Listed entries ->
----------------------------------------
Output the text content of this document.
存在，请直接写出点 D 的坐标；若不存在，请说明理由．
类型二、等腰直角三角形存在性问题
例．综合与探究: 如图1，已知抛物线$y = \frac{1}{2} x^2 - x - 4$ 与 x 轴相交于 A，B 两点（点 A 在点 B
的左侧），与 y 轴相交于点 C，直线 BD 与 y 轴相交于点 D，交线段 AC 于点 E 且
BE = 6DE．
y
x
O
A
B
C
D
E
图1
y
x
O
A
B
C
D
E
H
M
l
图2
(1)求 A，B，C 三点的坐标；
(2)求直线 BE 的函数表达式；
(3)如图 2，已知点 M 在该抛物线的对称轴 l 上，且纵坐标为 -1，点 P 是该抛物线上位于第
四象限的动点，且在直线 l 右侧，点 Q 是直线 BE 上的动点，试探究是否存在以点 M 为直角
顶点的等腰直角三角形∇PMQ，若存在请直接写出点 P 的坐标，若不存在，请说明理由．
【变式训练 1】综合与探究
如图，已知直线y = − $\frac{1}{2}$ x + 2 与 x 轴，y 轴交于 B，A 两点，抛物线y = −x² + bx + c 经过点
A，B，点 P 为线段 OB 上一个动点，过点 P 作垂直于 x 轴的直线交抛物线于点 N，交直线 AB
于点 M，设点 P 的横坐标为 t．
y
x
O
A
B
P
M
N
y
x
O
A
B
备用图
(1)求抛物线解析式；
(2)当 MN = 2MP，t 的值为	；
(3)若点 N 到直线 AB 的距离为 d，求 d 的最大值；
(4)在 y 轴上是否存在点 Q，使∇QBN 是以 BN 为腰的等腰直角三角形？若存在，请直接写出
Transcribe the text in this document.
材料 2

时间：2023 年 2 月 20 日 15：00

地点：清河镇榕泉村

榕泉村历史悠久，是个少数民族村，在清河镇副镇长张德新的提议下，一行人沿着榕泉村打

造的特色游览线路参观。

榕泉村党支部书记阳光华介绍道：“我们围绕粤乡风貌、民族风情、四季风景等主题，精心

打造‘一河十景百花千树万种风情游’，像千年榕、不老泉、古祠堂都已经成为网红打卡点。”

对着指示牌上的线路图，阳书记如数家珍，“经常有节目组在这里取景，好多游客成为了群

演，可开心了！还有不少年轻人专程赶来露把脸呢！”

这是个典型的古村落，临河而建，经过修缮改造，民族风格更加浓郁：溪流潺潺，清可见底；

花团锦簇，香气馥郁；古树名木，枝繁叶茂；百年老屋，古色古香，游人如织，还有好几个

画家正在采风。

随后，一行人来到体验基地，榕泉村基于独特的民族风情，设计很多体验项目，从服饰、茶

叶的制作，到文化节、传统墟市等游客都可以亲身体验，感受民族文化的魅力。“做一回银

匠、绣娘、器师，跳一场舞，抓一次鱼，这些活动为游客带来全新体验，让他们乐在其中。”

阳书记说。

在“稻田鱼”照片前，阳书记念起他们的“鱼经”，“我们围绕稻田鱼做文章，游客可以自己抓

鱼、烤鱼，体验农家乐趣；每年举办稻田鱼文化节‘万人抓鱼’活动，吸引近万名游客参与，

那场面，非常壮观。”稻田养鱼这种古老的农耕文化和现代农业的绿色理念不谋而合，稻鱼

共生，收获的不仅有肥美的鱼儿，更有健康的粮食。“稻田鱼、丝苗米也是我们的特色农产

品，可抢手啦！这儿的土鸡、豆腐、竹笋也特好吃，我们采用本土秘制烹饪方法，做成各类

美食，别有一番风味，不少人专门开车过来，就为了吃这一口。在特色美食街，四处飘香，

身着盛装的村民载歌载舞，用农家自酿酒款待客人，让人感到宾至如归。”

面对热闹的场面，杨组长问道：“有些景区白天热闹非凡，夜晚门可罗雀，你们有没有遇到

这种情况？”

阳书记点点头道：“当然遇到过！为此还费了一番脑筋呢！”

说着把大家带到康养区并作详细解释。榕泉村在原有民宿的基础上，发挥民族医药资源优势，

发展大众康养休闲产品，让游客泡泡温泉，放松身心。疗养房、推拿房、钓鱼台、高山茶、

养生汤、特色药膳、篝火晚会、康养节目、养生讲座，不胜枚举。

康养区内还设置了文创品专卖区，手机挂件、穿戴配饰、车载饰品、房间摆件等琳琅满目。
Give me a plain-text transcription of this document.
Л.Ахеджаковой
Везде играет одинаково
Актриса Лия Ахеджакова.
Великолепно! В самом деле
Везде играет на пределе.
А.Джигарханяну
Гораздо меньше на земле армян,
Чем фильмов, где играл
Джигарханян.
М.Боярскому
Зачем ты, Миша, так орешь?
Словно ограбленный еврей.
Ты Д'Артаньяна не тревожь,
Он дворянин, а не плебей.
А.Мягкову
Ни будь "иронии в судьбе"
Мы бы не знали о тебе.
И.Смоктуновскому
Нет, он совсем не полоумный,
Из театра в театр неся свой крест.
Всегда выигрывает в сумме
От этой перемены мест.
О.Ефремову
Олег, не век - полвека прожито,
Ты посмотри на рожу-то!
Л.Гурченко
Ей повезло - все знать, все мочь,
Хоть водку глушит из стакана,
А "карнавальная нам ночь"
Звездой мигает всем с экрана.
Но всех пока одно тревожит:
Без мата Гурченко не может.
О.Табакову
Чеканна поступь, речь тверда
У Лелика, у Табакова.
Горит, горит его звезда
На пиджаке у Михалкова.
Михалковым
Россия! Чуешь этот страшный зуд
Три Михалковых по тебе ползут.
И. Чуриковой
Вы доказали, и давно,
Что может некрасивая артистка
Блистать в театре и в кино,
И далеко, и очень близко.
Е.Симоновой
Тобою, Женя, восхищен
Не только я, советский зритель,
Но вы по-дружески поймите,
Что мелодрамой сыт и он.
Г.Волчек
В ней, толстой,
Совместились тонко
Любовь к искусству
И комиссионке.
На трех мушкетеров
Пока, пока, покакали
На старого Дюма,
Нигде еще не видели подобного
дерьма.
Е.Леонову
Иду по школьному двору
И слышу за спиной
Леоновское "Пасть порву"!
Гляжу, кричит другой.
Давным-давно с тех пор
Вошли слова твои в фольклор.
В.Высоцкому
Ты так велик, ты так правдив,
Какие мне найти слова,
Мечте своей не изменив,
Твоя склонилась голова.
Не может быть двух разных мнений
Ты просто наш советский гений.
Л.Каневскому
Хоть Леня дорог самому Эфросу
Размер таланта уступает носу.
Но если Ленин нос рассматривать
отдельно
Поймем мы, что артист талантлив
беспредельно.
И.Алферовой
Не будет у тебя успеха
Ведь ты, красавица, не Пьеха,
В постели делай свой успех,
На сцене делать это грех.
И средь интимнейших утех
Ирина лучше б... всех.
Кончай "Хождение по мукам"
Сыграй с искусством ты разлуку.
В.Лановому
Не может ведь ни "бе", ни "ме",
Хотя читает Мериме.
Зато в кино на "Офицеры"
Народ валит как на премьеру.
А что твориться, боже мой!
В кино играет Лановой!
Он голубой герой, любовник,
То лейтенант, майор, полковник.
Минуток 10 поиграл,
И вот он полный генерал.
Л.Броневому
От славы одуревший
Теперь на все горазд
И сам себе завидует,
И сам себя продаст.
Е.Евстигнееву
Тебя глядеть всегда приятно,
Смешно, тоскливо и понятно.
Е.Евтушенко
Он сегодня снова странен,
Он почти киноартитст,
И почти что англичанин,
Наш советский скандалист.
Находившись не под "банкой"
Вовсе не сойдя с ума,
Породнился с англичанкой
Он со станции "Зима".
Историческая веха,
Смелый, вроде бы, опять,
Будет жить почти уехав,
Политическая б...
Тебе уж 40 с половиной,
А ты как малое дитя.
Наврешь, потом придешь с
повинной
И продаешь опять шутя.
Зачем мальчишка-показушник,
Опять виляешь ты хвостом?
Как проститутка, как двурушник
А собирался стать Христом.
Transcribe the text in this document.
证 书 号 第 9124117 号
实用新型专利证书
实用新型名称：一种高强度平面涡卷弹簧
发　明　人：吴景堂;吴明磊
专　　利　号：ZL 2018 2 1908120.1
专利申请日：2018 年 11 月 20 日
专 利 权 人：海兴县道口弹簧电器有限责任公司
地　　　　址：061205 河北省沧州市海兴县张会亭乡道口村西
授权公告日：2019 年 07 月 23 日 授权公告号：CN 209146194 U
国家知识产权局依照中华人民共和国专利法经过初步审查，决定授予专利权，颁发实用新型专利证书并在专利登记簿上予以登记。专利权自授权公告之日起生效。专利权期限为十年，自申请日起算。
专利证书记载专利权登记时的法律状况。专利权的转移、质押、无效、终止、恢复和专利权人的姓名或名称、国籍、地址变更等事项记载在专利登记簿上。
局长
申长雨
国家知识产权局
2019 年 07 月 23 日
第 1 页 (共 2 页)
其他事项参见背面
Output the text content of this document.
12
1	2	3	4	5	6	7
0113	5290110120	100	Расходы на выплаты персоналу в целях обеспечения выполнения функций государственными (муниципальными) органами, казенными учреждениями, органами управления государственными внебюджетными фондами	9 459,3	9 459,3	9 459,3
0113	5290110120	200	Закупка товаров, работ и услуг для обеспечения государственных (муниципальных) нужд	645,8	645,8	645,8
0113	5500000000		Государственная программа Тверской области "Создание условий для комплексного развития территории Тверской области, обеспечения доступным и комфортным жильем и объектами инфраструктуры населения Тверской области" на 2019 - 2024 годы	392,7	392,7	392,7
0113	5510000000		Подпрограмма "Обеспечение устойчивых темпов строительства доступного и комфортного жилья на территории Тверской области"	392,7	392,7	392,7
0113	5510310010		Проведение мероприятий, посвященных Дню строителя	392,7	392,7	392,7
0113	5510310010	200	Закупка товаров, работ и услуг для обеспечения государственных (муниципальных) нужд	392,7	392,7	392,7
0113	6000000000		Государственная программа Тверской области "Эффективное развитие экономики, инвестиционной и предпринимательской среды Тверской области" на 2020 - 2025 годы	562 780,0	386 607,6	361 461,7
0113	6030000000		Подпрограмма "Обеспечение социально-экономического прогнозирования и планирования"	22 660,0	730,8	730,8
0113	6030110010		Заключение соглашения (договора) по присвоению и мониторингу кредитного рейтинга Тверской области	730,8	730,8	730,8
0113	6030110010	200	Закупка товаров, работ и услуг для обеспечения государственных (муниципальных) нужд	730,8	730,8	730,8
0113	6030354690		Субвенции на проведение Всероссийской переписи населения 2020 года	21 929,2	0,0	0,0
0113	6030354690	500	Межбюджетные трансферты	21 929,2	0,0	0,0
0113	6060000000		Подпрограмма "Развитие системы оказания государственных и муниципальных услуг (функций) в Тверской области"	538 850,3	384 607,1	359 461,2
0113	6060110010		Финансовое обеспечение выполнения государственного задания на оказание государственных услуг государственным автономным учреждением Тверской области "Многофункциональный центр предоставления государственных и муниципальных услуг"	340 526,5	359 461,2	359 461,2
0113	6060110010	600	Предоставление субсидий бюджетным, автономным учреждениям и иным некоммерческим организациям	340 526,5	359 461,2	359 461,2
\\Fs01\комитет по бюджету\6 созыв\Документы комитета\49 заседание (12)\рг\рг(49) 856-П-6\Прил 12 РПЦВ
----------------------------------------
Problem requirements -> Pick out all lines from the data above in which the word "Государственная" appears.

Task solution ->
0113	5500000000		Государственная программа Тверской области "Создание условий для комплексного развития территории Тверской области, обеспечения доступным и комфортным жильем и объектами инфраструктуры населения Тверской области" на 2019 - 2024 годы	392,7	392,7	392,7
0113	6000000000		Государственная программа Тверской области "Эффективное развитие экономики, инвестиционной и предпринимательской среды Тверской области" на 2020 - 2025 годы	562 780,0	386 607,6	361 461,7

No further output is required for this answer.